» Problem description
Copy out each line of the material in which the word "Setting" appears.

» The data

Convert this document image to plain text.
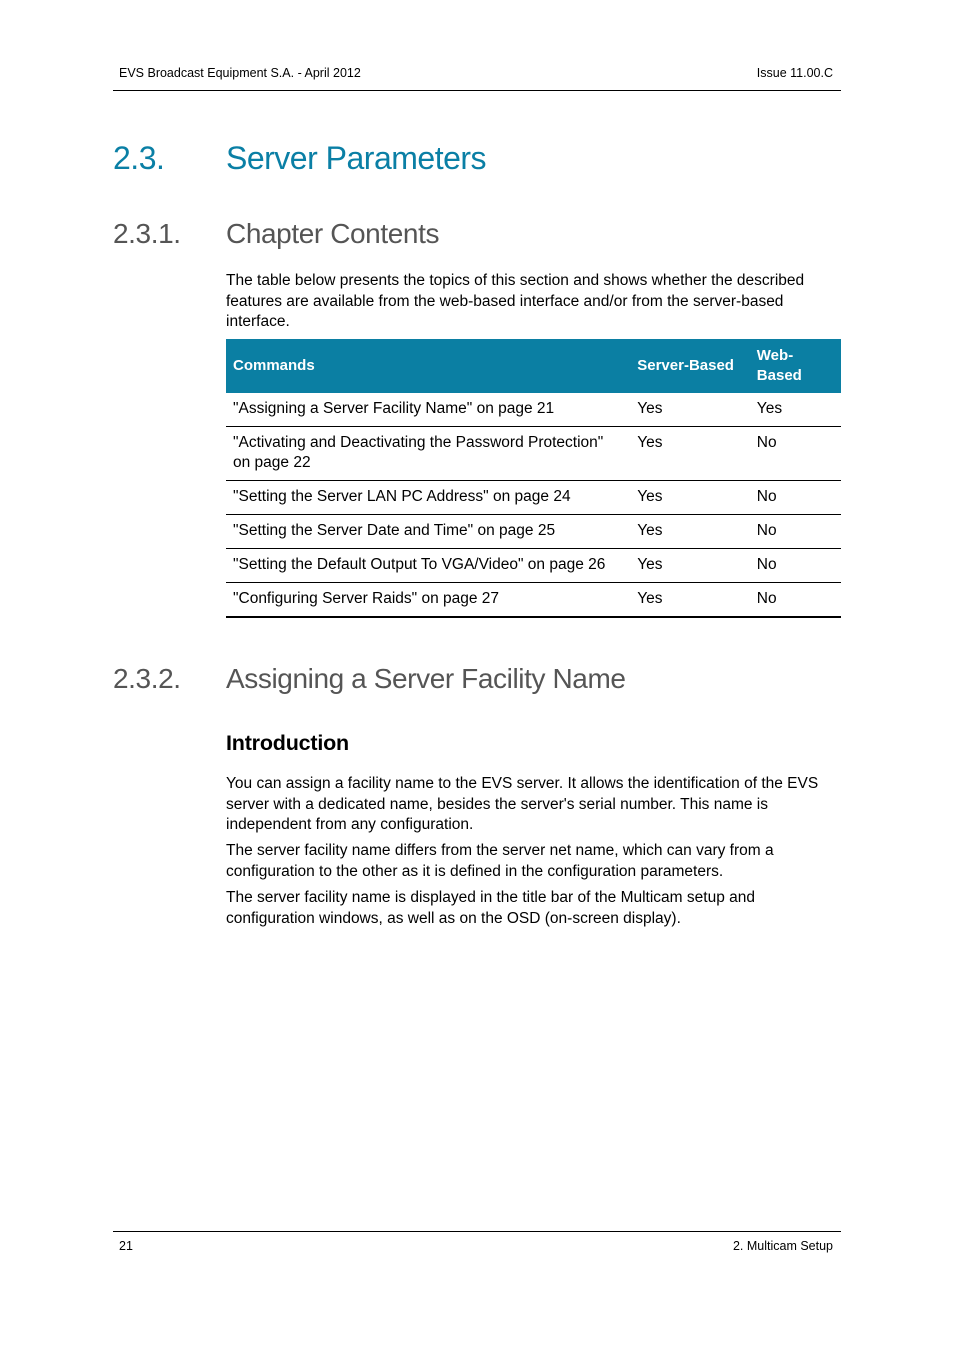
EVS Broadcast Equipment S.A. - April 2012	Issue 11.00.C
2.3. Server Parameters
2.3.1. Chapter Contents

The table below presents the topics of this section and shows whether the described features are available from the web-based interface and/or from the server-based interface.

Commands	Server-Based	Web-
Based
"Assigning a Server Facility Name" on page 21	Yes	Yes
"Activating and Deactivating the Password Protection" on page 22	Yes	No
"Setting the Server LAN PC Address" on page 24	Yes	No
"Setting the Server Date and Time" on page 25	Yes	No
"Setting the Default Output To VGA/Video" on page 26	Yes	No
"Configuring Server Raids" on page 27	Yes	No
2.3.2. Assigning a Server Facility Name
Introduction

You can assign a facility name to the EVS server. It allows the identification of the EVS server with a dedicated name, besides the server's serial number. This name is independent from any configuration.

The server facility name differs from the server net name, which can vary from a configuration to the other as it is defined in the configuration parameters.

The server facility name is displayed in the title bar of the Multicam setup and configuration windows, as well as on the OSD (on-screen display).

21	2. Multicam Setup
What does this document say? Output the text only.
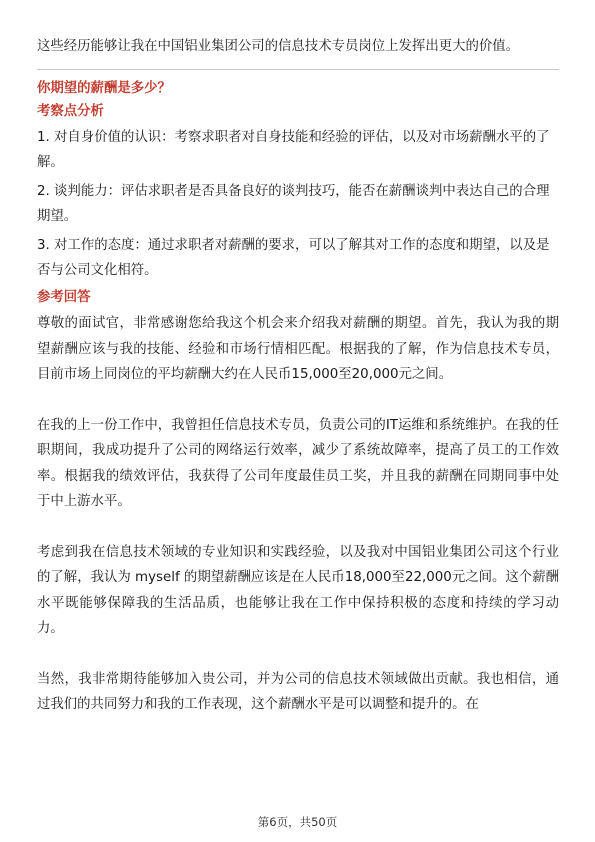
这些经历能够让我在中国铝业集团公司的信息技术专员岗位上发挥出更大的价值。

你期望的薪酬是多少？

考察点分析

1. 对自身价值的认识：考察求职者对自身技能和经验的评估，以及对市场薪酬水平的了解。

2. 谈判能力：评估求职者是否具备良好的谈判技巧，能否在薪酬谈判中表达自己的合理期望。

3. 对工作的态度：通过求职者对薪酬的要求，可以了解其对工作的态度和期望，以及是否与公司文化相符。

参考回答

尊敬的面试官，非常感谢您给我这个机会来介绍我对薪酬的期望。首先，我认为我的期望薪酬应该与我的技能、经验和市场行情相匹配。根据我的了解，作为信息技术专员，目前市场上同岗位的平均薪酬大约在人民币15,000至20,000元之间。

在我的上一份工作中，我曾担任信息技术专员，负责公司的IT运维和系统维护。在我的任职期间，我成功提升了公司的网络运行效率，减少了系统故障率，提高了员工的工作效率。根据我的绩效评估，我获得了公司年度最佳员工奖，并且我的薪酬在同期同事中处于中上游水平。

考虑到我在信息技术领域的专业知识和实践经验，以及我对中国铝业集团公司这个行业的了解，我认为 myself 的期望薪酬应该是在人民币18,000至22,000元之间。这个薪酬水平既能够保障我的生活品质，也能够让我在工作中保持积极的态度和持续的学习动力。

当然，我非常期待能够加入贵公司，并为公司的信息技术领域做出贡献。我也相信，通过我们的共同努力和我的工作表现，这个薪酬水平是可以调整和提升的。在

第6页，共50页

» Solution to this task
"Setting the Server LAN PC Address" on page 24	Yes	No
"Setting the Server Date and Time" on page 25	Yes	No
"Setting the Default Output To VGA/Video" on page 26	Yes	No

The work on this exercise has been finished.